## Your goal
Select the lines that contain "name" and copy each of them.

----------------

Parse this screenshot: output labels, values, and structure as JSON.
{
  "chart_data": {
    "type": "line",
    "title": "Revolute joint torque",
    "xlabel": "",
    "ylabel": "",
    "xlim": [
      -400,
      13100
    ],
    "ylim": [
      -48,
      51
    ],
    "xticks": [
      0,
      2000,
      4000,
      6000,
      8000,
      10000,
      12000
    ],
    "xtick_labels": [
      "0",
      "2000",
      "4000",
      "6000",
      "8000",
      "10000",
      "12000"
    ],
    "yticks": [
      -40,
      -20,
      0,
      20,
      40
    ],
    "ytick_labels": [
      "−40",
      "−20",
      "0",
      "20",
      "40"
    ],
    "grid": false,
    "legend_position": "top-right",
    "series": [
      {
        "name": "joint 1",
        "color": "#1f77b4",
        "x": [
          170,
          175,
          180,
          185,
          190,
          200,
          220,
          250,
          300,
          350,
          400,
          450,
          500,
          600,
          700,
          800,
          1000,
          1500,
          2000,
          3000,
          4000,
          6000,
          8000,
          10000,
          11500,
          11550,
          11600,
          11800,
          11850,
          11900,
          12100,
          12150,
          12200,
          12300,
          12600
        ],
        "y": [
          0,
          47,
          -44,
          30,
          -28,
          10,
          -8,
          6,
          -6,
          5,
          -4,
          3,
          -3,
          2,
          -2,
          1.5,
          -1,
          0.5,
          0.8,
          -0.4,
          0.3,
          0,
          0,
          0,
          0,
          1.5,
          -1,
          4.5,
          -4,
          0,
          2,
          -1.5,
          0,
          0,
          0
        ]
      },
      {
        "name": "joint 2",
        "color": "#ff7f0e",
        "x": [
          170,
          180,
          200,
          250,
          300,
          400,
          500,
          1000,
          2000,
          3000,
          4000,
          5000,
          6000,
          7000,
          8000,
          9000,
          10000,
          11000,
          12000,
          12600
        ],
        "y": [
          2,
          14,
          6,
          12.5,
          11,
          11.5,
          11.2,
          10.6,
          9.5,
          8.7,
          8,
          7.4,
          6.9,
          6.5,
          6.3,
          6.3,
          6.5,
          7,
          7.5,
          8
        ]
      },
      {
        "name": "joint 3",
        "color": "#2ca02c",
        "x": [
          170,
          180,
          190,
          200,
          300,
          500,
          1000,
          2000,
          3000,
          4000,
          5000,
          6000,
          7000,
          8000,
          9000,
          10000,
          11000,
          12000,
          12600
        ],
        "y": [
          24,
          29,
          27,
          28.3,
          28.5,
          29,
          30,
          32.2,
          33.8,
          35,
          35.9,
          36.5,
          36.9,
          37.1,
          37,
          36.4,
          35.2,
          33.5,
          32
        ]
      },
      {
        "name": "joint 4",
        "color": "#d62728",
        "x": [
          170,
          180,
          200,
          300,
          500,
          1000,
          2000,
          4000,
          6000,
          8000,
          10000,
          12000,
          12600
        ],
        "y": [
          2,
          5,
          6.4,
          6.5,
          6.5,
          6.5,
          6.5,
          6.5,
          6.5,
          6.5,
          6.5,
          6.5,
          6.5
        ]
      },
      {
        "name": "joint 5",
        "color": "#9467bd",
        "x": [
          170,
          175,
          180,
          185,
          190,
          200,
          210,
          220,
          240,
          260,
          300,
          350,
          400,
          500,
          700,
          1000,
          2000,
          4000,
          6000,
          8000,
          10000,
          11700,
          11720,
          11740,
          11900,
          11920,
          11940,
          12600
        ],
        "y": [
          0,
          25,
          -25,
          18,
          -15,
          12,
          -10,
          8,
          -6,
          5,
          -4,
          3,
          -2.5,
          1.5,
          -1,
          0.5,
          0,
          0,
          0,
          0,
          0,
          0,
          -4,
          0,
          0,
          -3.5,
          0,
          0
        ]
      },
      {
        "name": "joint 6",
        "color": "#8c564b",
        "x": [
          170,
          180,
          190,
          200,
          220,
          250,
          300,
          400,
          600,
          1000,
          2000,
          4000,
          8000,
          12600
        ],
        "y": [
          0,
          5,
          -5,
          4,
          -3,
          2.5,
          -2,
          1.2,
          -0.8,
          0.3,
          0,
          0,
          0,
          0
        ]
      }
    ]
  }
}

----------------

## Task result
        "name": "joint 1",
        "name": "joint 2",
        "name": "joint 3",
        "name": "joint 4",
        "name": "joint 5",
        "name": "joint 6",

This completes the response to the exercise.